REQUIRED TASK: Only a number is wanted: how many lines of the entries include the string "this"?

(Data tied to figure images)
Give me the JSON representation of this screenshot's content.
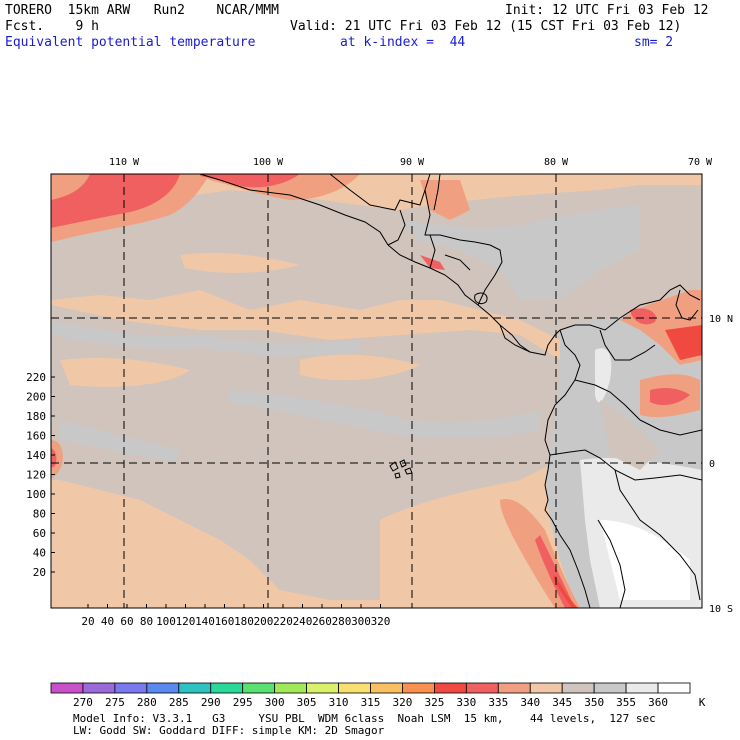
{
  "header": {
    "model": "TORERO  15km ARW   Run2    NCAR/MMM",
    "init": "Init: 12 UTC Fri 03 Feb 12",
    "fcst": "Fcst.    9 h",
    "valid": "Valid: 21 UTC Fri 03 Feb 12 (15 CST Fri 03 Feb 12)",
    "field": "Equivalent potential temperature",
    "level": "at k-index =  44",
    "smooth": "sm= 2"
  },
  "map": {
    "x_ticks": [
      "20",
      "40",
      "60",
      "80",
      "100",
      "120",
      "140",
      "160",
      "180",
      "200",
      "220",
      "240",
      "260",
      "280",
      "300",
      "320"
    ],
    "y_ticks": [
      "20",
      "40",
      "60",
      "80",
      "100",
      "120",
      "140",
      "160",
      "180",
      "200",
      "220"
    ],
    "lon_labels": [
      "110 W",
      "100 W",
      "90 W",
      "80 W",
      "70 W"
    ],
    "lat_labels": [
      "10 N",
      "0",
      "10 S"
    ]
  },
  "colorbar": {
    "labels": [
      "270",
      "275",
      "280",
      "285",
      "290",
      "295",
      "300",
      "305",
      "310",
      "315",
      "320",
      "325",
      "330",
      "335",
      "340",
      "345",
      "350",
      "355",
      "360"
    ],
    "unit": "K",
    "colors": [
      "#c850c8",
      "#9a6ad8",
      "#7a7aee",
      "#5a8af0",
      "#2ec2c2",
      "#2ad89a",
      "#5ae070",
      "#a0ea5a",
      "#d8f06a",
      "#f8e070",
      "#f8c060",
      "#f89050",
      "#f04a40",
      "#f06060",
      "#f0a080",
      "#f0c8a8",
      "#d0c4bc",
      "#c8c8c8",
      "#eaeaea",
      "#ffffff"
    ]
  },
  "footer": {
    "line1": "Model Info: V3.3.1   G3     YSU PBL  WDM 6class  Noah LSM  15 km,    44 levels,  127 sec",
    "line2": "LW: Godd SW: Goddard DIFF: simple KM: 2D Smagor"
  }
}
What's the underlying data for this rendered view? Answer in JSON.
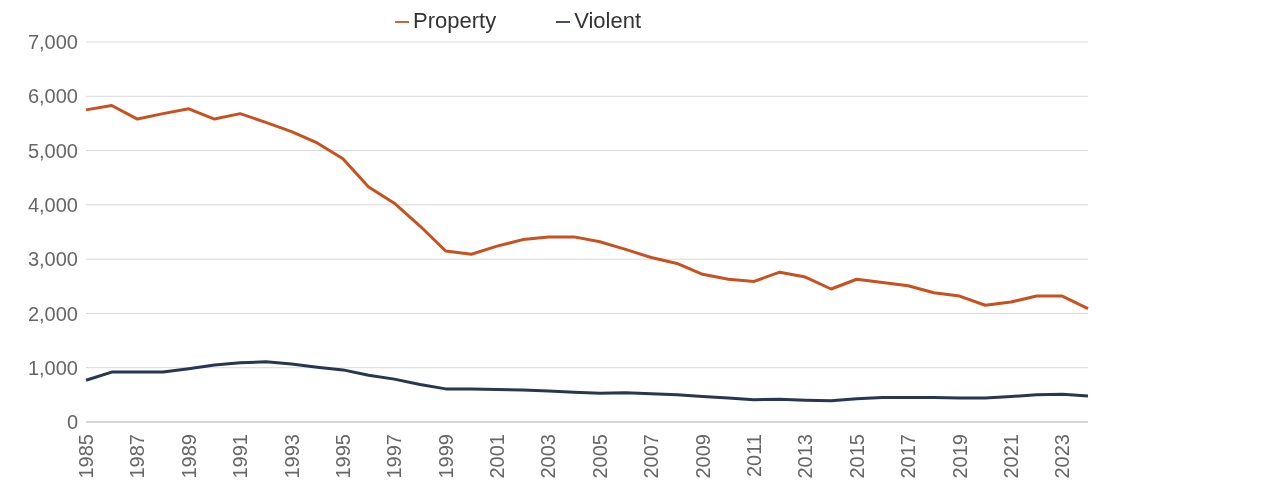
{
  "chart_data": {
    "type": "line",
    "categories": [
      "1985",
      null,
      "1987",
      null,
      "1989",
      null,
      "1991",
      null,
      "1993",
      null,
      "1995",
      null,
      "1997",
      null,
      "1999",
      null,
      "2001",
      null,
      "2003",
      null,
      "2005",
      null,
      "2007",
      null,
      "2009",
      null,
      "2011",
      null,
      "2013",
      null,
      "2015",
      null,
      "2017",
      null,
      "2019",
      null,
      "2021",
      null,
      "2023",
      null
    ],
    "series": [
      {
        "name": "Property",
        "color": "#c8511f",
        "values": [
          5750,
          5830,
          5580,
          5680,
          5770,
          5580,
          5680,
          5520,
          5350,
          5140,
          4850,
          4330,
          4030,
          3610,
          3150,
          3090,
          3240,
          3360,
          3410,
          3410,
          3320,
          3180,
          3030,
          2920,
          2720,
          2630,
          2590,
          2760,
          2670,
          2450,
          2630,
          2570,
          2510,
          2380,
          2320,
          2150,
          2210,
          2320,
          2320,
          2090
        ]
      },
      {
        "name": "Violent",
        "color": "#283750",
        "values": [
          770,
          920,
          920,
          920,
          980,
          1050,
          1090,
          1110,
          1070,
          1010,
          960,
          860,
          790,
          690,
          610,
          610,
          600,
          590,
          570,
          550,
          530,
          540,
          520,
          500,
          470,
          440,
          410,
          420,
          400,
          390,
          430,
          450,
          450,
          450,
          440,
          440,
          470,
          500,
          510,
          480
        ]
      }
    ],
    "ylim": [
      0,
      7000
    ],
    "yticks": [
      {
        "value": 0,
        "label": "0"
      },
      {
        "value": 1000,
        "label": "1,000"
      },
      {
        "value": 2000,
        "label": "2,000"
      },
      {
        "value": 3000,
        "label": "3,000"
      },
      {
        "value": 4000,
        "label": "4,000"
      },
      {
        "value": 5000,
        "label": "5,000"
      },
      {
        "value": 6000,
        "label": "6,000"
      },
      {
        "value": 7000,
        "label": "7,000"
      }
    ],
    "grid": "y",
    "legend": "top",
    "marker": "none",
    "line_style": "solid"
  }
}
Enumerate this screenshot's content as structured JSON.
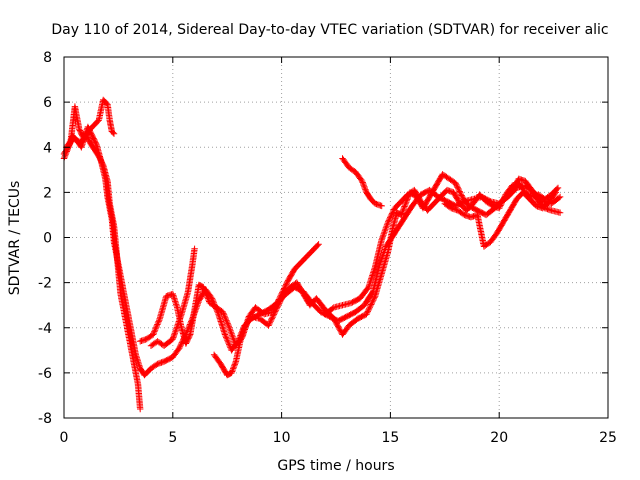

PROBLEM SOLUTION: 3